**Problem to work on**
Below are some records; work out how many of their lines contain "Occidental" and give the number only.

--- Start of Raw records ---

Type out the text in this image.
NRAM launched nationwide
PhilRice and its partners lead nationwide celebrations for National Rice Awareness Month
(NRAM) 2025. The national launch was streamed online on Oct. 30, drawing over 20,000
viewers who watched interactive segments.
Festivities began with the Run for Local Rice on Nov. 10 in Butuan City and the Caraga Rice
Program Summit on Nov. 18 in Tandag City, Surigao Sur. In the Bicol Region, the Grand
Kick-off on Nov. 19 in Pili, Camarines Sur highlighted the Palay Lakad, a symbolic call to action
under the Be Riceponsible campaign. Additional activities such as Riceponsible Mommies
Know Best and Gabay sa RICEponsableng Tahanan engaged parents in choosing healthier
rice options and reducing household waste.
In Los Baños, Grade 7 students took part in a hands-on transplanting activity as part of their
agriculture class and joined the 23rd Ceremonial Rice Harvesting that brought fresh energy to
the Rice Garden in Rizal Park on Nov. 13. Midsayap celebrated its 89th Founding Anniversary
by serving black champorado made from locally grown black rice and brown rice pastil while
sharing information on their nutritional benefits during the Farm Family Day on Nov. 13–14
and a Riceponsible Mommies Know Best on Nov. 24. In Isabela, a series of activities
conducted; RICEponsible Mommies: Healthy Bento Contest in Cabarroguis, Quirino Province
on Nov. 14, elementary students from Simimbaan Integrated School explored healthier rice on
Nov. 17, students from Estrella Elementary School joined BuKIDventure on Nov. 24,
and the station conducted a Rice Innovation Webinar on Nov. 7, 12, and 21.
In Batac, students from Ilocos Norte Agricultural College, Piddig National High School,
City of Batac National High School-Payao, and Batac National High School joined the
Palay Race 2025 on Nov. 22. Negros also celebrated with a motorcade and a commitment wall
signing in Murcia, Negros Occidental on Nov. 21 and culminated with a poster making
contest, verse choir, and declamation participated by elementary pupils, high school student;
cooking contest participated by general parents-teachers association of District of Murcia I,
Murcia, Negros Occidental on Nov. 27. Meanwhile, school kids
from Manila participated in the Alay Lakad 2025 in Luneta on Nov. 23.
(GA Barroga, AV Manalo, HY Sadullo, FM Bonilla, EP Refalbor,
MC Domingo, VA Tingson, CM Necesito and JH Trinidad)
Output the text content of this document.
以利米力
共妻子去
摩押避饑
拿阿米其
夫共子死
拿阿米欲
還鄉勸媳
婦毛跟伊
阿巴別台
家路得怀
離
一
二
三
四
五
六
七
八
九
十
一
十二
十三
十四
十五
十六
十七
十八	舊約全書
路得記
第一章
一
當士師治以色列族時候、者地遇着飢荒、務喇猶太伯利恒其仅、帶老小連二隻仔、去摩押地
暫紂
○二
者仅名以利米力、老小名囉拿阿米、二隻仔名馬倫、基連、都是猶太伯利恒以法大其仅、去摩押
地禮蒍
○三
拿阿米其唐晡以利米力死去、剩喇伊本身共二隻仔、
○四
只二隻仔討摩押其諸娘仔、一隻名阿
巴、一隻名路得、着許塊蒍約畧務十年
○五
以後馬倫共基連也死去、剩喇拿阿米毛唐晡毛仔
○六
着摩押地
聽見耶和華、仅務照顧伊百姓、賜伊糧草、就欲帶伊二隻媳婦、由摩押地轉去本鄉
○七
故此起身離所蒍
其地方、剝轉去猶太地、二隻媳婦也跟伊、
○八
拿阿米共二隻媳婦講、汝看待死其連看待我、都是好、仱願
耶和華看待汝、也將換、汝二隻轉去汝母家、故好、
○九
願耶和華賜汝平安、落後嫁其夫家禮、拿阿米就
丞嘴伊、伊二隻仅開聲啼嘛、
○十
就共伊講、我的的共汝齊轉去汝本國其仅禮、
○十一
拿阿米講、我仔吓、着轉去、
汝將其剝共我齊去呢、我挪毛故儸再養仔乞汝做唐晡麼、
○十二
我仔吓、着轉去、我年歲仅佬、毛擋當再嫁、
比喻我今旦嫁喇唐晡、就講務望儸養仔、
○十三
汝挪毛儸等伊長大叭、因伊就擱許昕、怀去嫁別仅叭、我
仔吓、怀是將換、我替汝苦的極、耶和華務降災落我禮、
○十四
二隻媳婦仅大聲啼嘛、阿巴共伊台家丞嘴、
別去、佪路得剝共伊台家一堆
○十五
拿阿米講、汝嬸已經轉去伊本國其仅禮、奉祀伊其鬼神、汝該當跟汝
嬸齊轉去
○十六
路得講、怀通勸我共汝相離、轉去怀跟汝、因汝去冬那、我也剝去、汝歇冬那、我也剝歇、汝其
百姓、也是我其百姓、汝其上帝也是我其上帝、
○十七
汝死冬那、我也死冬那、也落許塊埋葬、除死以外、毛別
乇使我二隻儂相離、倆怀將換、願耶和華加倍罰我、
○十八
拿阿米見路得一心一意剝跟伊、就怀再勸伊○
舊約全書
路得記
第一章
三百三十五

--- End of Raw records ---

**Solution for this problem**
2